§ **Your instructions**
Type out the complete listing below word for word, without its pictures.

§ **Data in this exercise**
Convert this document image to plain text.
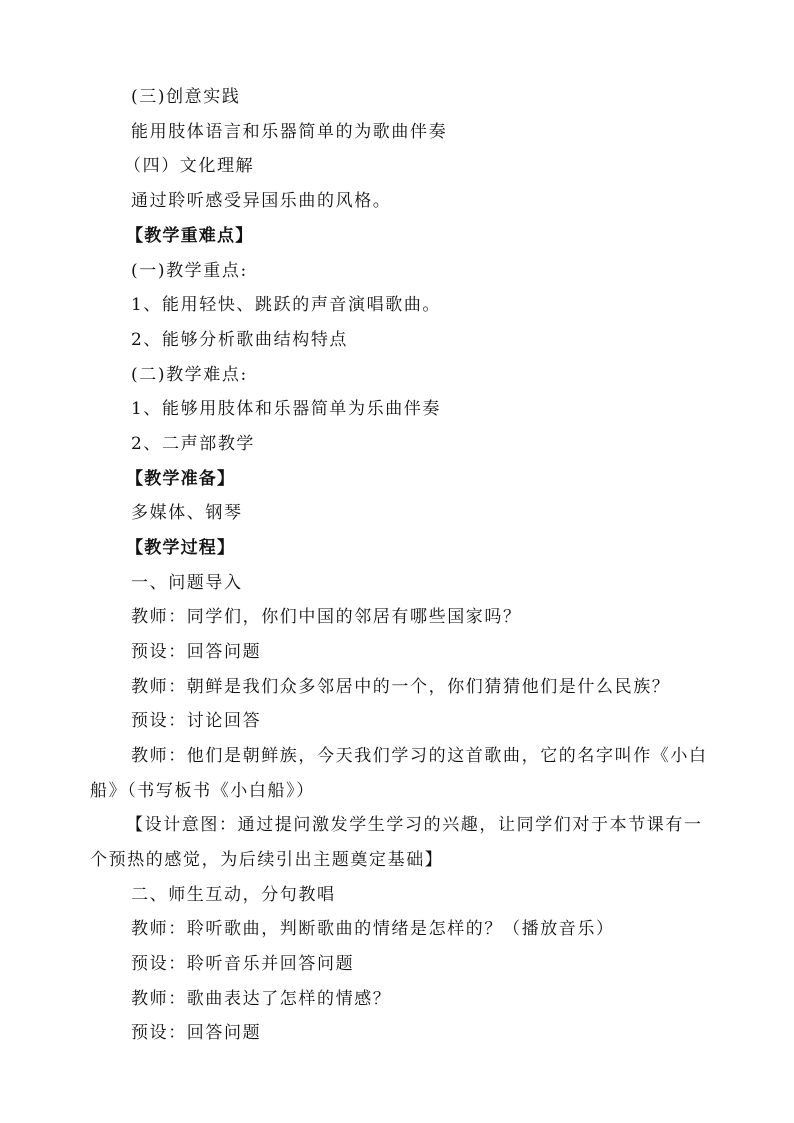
(三)创意实践
能用肢体语言和乐器简单的为歌曲伴奏
（四）文化理解
通过聆听感受异国乐曲的风格。
【教学重难点】
(一)教学重点:
1、能用轻快、跳跃的声音演唱歌曲。
2、能够分析歌曲结构特点
(二)教学难点:
1、能够用肢体和乐器简单为乐曲伴奏
2、二声部教学
【教学准备】
多媒体、钢琴
【教学过程】
一、问题导入
教师：同学们，你们中国的邻居有哪些国家吗？
预设：回答问题
教师：朝鲜是我们众多邻居中的一个，你们猜猜他们是什么民族？
预设：讨论回答
教师：他们是朝鲜族，今天我们学习的这首歌曲，它的名字叫作《小白
船》（书写板书《小白船》）
【设计意图：通过提问激发学生学习的兴趣，让同学们对于本节课有一
个预热的感觉，为后续引出主题奠定基础】
二、师生互动，分句教唱
教师：聆听歌曲，判断歌曲的情绪是怎样的？（播放音乐）
预设：聆听音乐并回答问题
教师：歌曲表达了怎样的情感？
预设：回答问题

§ **Solution for this task**
Convert this document image to plain text.
(三)创意实践
能用肢体语言和乐器简单的为歌曲伴奏
（四）文化理解
通过聆听感受异国乐曲的风格。
【教学重难点】
(一)教学重点:
1、能用轻快、跳跃的声音演唱歌曲。
2、能够分析歌曲结构特点
(二)教学难点:
1、能够用肢体和乐器简单为乐曲伴奏
2、二声部教学
【教学准备】
多媒体、钢琴
【教学过程】
一、问题导入
教师：同学们，你们中国的邻居有哪些国家吗？
预设：回答问题
教师：朝鲜是我们众多邻居中的一个，你们猜猜他们是什么民族？
预设：讨论回答
教师：他们是朝鲜族，今天我们学习的这首歌曲，它的名字叫作《小白
船》（书写板书《小白船》）
【设计意图：通过提问激发学生学习的兴趣，让同学们对于本节课有一
个预热的感觉，为后续引出主题奠定基础】
二、师生互动，分句教唱
教师：聆听歌曲，判断歌曲的情绪是怎样的？（播放音乐）
预设：聆听音乐并回答问题
教师：歌曲表达了怎样的情感？
预设：回答问题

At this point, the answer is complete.